* _Exercise brief_:
Each entry below should be echoed exactly, with pictures omitted.

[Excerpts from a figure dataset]
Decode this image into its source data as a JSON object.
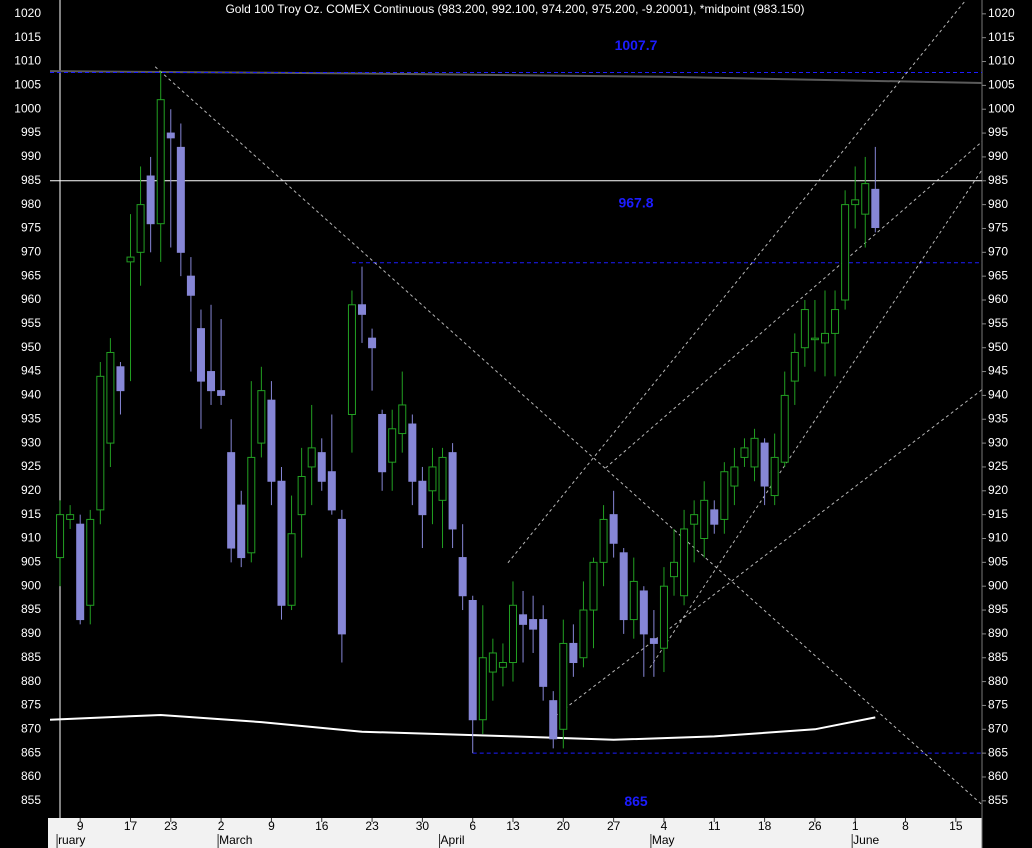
{
  "chart_data": {
    "type": "candlestick",
    "title": "Gold 100 Troy Oz. COMEX Continuous (983.200, 992.100, 974.200, 975.200, -9.20001), *midpoint (983.150)",
    "categories": [
      null,
      null,
      "9",
      null,
      null,
      null,
      null,
      "17",
      null,
      null,
      null,
      "23",
      null,
      null,
      null,
      null,
      "2",
      null,
      null,
      null,
      null,
      "9",
      null,
      null,
      null,
      null,
      "16",
      null,
      null,
      null,
      null,
      "23",
      null,
      null,
      null,
      null,
      "30",
      null,
      null,
      null,
      null,
      "6",
      null,
      null,
      null,
      "13",
      null,
      null,
      null,
      null,
      "20",
      null,
      null,
      null,
      null,
      "27",
      null,
      null,
      null,
      null,
      "4",
      null,
      null,
      null,
      null,
      "11",
      null,
      null,
      null,
      null,
      "18",
      null,
      null,
      null,
      null,
      "26",
      null,
      null,
      null,
      "1",
      null,
      null,
      null,
      null,
      "8",
      null,
      null,
      null,
      null,
      "15",
      null,
      null
    ],
    "months": [
      "ruary",
      null,
      null,
      null,
      null,
      null,
      null,
      null,
      null,
      null,
      null,
      null,
      null,
      null,
      null,
      null,
      "March",
      null,
      null,
      null,
      null,
      null,
      null,
      null,
      null,
      null,
      null,
      null,
      null,
      null,
      null,
      null,
      null,
      null,
      null,
      null,
      null,
      null,
      "April",
      null,
      null,
      null,
      null,
      null,
      null,
      null,
      null,
      null,
      null,
      null,
      null,
      null,
      null,
      null,
      null,
      null,
      null,
      null,
      null,
      "May",
      null,
      null,
      null,
      null,
      null,
      null,
      null,
      null,
      null,
      null,
      null,
      null,
      null,
      null,
      null,
      null,
      null,
      null,
      null,
      "June",
      null,
      null,
      null,
      null,
      null,
      null,
      null,
      null,
      null,
      null,
      null,
      null
    ],
    "open": [
      906,
      914,
      913,
      896,
      916,
      930,
      946,
      968,
      970,
      986,
      976,
      995,
      992,
      965,
      954,
      945,
      941,
      928,
      917,
      907,
      930,
      939,
      922,
      896,
      915,
      925,
      928,
      924,
      914,
      936,
      959,
      952,
      936,
      926,
      932,
      934,
      922,
      920,
      918,
      928,
      906,
      897,
      872,
      882,
      883,
      884,
      894,
      893,
      893,
      876,
      870,
      888,
      885,
      895,
      905,
      915,
      907,
      893,
      899,
      889,
      887,
      902,
      898,
      913,
      910,
      916,
      914,
      921,
      927,
      925,
      930,
      919,
      926,
      943,
      950,
      952,
      951,
      953,
      960,
      980,
      978,
      983.2,
      null,
      null,
      null,
      null,
      null,
      null,
      null,
      null,
      null,
      null
    ],
    "high": [
      918,
      917,
      915,
      916,
      947,
      952,
      947,
      978,
      988,
      990,
      1008,
      1000,
      997,
      969,
      958,
      959,
      956,
      935,
      920,
      943,
      946,
      943,
      925,
      919,
      929,
      938,
      931,
      936,
      916,
      962,
      967,
      954,
      937,
      937,
      945,
      936,
      925,
      929,
      929,
      930,
      913,
      898,
      896,
      889,
      888,
      901,
      899,
      898,
      896,
      878,
      893,
      892,
      901,
      906,
      917,
      920,
      908,
      906,
      900,
      895,
      904,
      912,
      916,
      918,
      922,
      918,
      926,
      929,
      931,
      933,
      931,
      932,
      945,
      953,
      960,
      960,
      962,
      962,
      983,
      988,
      990,
      992.1,
      null,
      null,
      null,
      null,
      null,
      null,
      null,
      null,
      null,
      null
    ],
    "low": [
      900,
      912,
      892,
      892,
      913,
      925,
      936,
      943,
      963,
      970,
      968,
      971,
      965,
      945,
      933,
      938,
      938,
      905,
      904,
      905,
      927,
      917,
      893,
      895,
      906,
      917,
      920,
      915,
      884,
      928,
      951,
      941,
      920,
      920,
      928,
      917,
      908,
      913,
      908,
      908,
      895,
      865,
      869,
      876,
      879,
      880,
      884,
      886,
      876,
      866,
      866,
      881,
      883,
      887,
      900,
      906,
      890,
      889,
      881,
      881,
      882,
      898,
      896,
      905,
      906,
      911,
      911,
      917,
      925,
      922,
      917,
      917,
      925,
      938,
      946,
      945,
      944,
      944,
      958,
      975,
      971,
      974.2,
      null,
      null,
      null,
      null,
      null,
      null,
      null,
      null,
      null,
      null
    ],
    "close": [
      915,
      915,
      893,
      914,
      944,
      949,
      941,
      969,
      980,
      976,
      1002,
      994,
      970,
      961,
      943,
      941,
      940,
      908,
      906,
      927,
      941,
      922,
      896,
      911,
      923,
      929,
      922,
      916,
      890,
      959,
      957,
      950,
      924,
      933,
      938,
      922,
      915,
      925,
      927,
      912,
      898,
      872,
      885,
      886,
      884,
      896,
      892,
      891,
      879,
      868,
      888,
      884,
      895,
      905,
      914,
      909,
      893,
      901,
      890,
      888,
      900,
      905,
      912,
      915,
      918,
      913,
      924,
      925,
      929,
      931,
      921,
      927,
      940,
      949,
      958,
      952,
      953,
      958,
      980,
      981,
      984.4,
      975.2,
      null,
      null,
      null,
      null,
      null,
      null,
      null,
      null,
      null,
      null
    ],
    "up_color": "#22a022",
    "down_color": "#8686d6",
    "xlim": [
      -1,
      91.6
    ],
    "ylim": [
      851.4,
      1022.9
    ],
    "yticks": [
      855,
      860,
      865,
      870,
      875,
      880,
      885,
      890,
      895,
      900,
      905,
      910,
      915,
      920,
      925,
      930,
      935,
      940,
      945,
      950,
      955,
      960,
      965,
      970,
      975,
      980,
      985,
      990,
      995,
      1000,
      1005,
      1010,
      1015,
      1020
    ],
    "hline": 985,
    "levels": [
      {
        "value": 1007.7,
        "from": -1
      },
      {
        "value": 967.8,
        "from": 29
      },
      {
        "value": 865,
        "from": 41
      }
    ],
    "level_color": "#1c1cff",
    "trendlines": [
      [
        [
          9.45,
          1008.9
        ],
        [
          91.6,
          854.2
        ]
      ],
      [
        [
          44.5,
          904.9
        ],
        [
          90.0,
          1022.9
        ]
      ],
      [
        [
          54.2,
          924.8
        ],
        [
          91.6,
          993.2
        ]
      ],
      [
        [
          49.2,
          872.8
        ],
        [
          91.6,
          941.2
        ]
      ],
      [
        [
          58.6,
          882.9
        ],
        [
          91.6,
          987.3
        ]
      ]
    ],
    "moving_averages": [
      {
        "color": "#ffffff",
        "points": [
          [
            -1,
            872.0
          ],
          [
            10,
            873.0
          ],
          [
            20,
            871.5
          ],
          [
            30,
            869.5
          ],
          [
            45,
            868.5
          ],
          [
            55,
            867.8
          ],
          [
            65,
            868.5
          ],
          [
            75,
            870.0
          ],
          [
            81,
            872.5
          ]
        ]
      },
      {
        "color": "#5a5a5a",
        "points": [
          [
            -1,
            1008.0
          ],
          [
            30,
            1007.5
          ],
          [
            60,
            1006.8
          ],
          [
            91.6,
            1005.5
          ]
        ]
      }
    ]
  }
}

* _Worked solution_:
Decode this image into its source data as a JSON object.
{
  "chart_data": {
    "type": "candlestick",
    "title": "Gold 100 Troy Oz. COMEX Continuous (983.200, 992.100, 974.200, 975.200, -9.20001), *midpoint (983.150)",
    "categories": [
      null,
      null,
      "9",
      null,
      null,
      null,
      null,
      "17",
      null,
      null,
      null,
      "23",
      null,
      null,
      null,
      null,
      "2",
      null,
      null,
      null,
      null,
      "9",
      null,
      null,
      null,
      null,
      "16",
      null,
      null,
      null,
      null,
      "23",
      null,
      null,
      null,
      null,
      "30",
      null,
      null,
      null,
      null,
      "6",
      null,
      null,
      null,
      "13",
      null,
      null,
      null,
      null,
      "20",
      null,
      null,
      null,
      null,
      "27",
      null,
      null,
      null,
      null,
      "4",
      null,
      null,
      null,
      null,
      "11",
      null,
      null,
      null,
      null,
      "18",
      null,
      null,
      null,
      null,
      "26",
      null,
      null,
      null,
      "1",
      null,
      null,
      null,
      null,
      "8",
      null,
      null,
      null,
      null,
      "15",
      null,
      null
    ],
    "months": [
      "ruary",
      null,
      null,
      null,
      null,
      null,
      null,
      null,
      null,
      null,
      null,
      null,
      null,
      null,
      null,
      null,
      "March",
      null,
      null,
      null,
      null,
      null,
      null,
      null,
      null,
      null,
      null,
      null,
      null,
      null,
      null,
      null,
      null,
      null,
      null,
      null,
      null,
      null,
      "April",
      null,
      null,
      null,
      null,
      null,
      null,
      null,
      null,
      null,
      null,
      null,
      null,
      null,
      null,
      null,
      null,
      null,
      null,
      null,
      null,
      "May",
      null,
      null,
      null,
      null,
      null,
      null,
      null,
      null,
      null,
      null,
      null,
      null,
      null,
      null,
      null,
      null,
      null,
      null,
      null,
      "June",
      null,
      null,
      null,
      null,
      null,
      null,
      null,
      null,
      null,
      null,
      null,
      null
    ],
    "open": [
      906,
      914,
      913,
      896,
      916,
      930,
      946,
      968,
      970,
      986,
      976,
      995,
      992,
      965,
      954,
      945,
      941,
      928,
      917,
      907,
      930,
      939,
      922,
      896,
      915,
      925,
      928,
      924,
      914,
      936,
      959,
      952,
      936,
      926,
      932,
      934,
      922,
      920,
      918,
      928,
      906,
      897,
      872,
      882,
      883,
      884,
      894,
      893,
      893,
      876,
      870,
      888,
      885,
      895,
      905,
      915,
      907,
      893,
      899,
      889,
      887,
      902,
      898,
      913,
      910,
      916,
      914,
      921,
      927,
      925,
      930,
      919,
      926,
      943,
      950,
      952,
      951,
      953,
      960,
      980,
      978,
      983.2,
      null,
      null,
      null,
      null,
      null,
      null,
      null,
      null,
      null,
      null
    ],
    "high": [
      918,
      917,
      915,
      916,
      947,
      952,
      947,
      978,
      988,
      990,
      1008,
      1000,
      997,
      969,
      958,
      959,
      956,
      935,
      920,
      943,
      946,
      943,
      925,
      919,
      929,
      938,
      931,
      936,
      916,
      962,
      967,
      954,
      937,
      937,
      945,
      936,
      925,
      929,
      929,
      930,
      913,
      898,
      896,
      889,
      888,
      901,
      899,
      898,
      896,
      878,
      893,
      892,
      901,
      906,
      917,
      920,
      908,
      906,
      900,
      895,
      904,
      912,
      916,
      918,
      922,
      918,
      926,
      929,
      931,
      933,
      931,
      932,
      945,
      953,
      960,
      960,
      962,
      962,
      983,
      988,
      990,
      992.1,
      null,
      null,
      null,
      null,
      null,
      null,
      null,
      null,
      null,
      null
    ],
    "low": [
      900,
      912,
      892,
      892,
      913,
      925,
      936,
      943,
      963,
      970,
      968,
      971,
      965,
      945,
      933,
      938,
      938,
      905,
      904,
      905,
      927,
      917,
      893,
      895,
      906,
      917,
      920,
      915,
      884,
      928,
      951,
      941,
      920,
      920,
      928,
      917,
      908,
      913,
      908,
      908,
      895,
      865,
      869,
      876,
      879,
      880,
      884,
      886,
      876,
      866,
      866,
      881,
      883,
      887,
      900,
      906,
      890,
      889,
      881,
      881,
      882,
      898,
      896,
      905,
      906,
      911,
      911,
      917,
      925,
      922,
      917,
      917,
      925,
      938,
      946,
      945,
      944,
      944,
      958,
      975,
      971,
      974.2,
      null,
      null,
      null,
      null,
      null,
      null,
      null,
      null,
      null,
      null
    ],
    "close": [
      915,
      915,
      893,
      914,
      944,
      949,
      941,
      969,
      980,
      976,
      1002,
      994,
      970,
      961,
      943,
      941,
      940,
      908,
      906,
      927,
      941,
      922,
      896,
      911,
      923,
      929,
      922,
      916,
      890,
      959,
      957,
      950,
      924,
      933,
      938,
      922,
      915,
      925,
      927,
      912,
      898,
      872,
      885,
      886,
      884,
      896,
      892,
      891,
      879,
      868,
      888,
      884,
      895,
      905,
      914,
      909,
      893,
      901,
      890,
      888,
      900,
      905,
      912,
      915,
      918,
      913,
      924,
      925,
      929,
      931,
      921,
      927,
      940,
      949,
      958,
      952,
      953,
      958,
      980,
      981,
      984.4,
      975.2,
      null,
      null,
      null,
      null,
      null,
      null,
      null,
      null,
      null,
      null
    ],
    "up_color": "#22a022",
    "down_color": "#8686d6",
    "xlim": [
      -1,
      91.6
    ],
    "ylim": [
      851.4,
      1022.9
    ],
    "yticks": [
      855,
      860,
      865,
      870,
      875,
      880,
      885,
      890,
      895,
      900,
      905,
      910,
      915,
      920,
      925,
      930,
      935,
      940,
      945,
      950,
      955,
      960,
      965,
      970,
      975,
      980,
      985,
      990,
      995,
      1000,
      1005,
      1010,
      1015,
      1020
    ],
    "hline": 985,
    "levels": [
      {
        "value": 1007.7,
        "from": -1
      },
      {
        "value": 967.8,
        "from": 29
      },
      {
        "value": 865,
        "from": 41
      }
    ],
    "level_color": "#1c1cff",
    "trendlines": [
      [
        [
          9.45,
          1008.9
        ],
        [
          91.6,
          854.2
        ]
      ],
      [
        [
          44.5,
          904.9
        ],
        [
          90.0,
          1022.9
        ]
      ],
      [
        [
          54.2,
          924.8
        ],
        [
          91.6,
          993.2
        ]
      ],
      [
        [
          49.2,
          872.8
        ],
        [
          91.6,
          941.2
        ]
      ],
      [
        [
          58.6,
          882.9
        ],
        [
          91.6,
          987.3
        ]
      ]
    ],
    "moving_averages": [
      {
        "color": "#ffffff",
        "points": [
          [
            -1,
            872.0
          ],
          [
            10,
            873.0
          ],
          [
            20,
            871.5
          ],
          [
            30,
            869.5
          ],
          [
            45,
            868.5
          ],
          [
            55,
            867.8
          ],
          [
            65,
            868.5
          ],
          [
            75,
            870.0
          ],
          [
            81,
            872.5
          ]
        ]
      },
      {
        "color": "#5a5a5a",
        "points": [
          [
            -1,
            1008.0
          ],
          [
            30,
            1007.5
          ],
          [
            60,
            1006.8
          ],
          [
            91.6,
            1005.5
          ]
        ]
      }
    ]
  }
}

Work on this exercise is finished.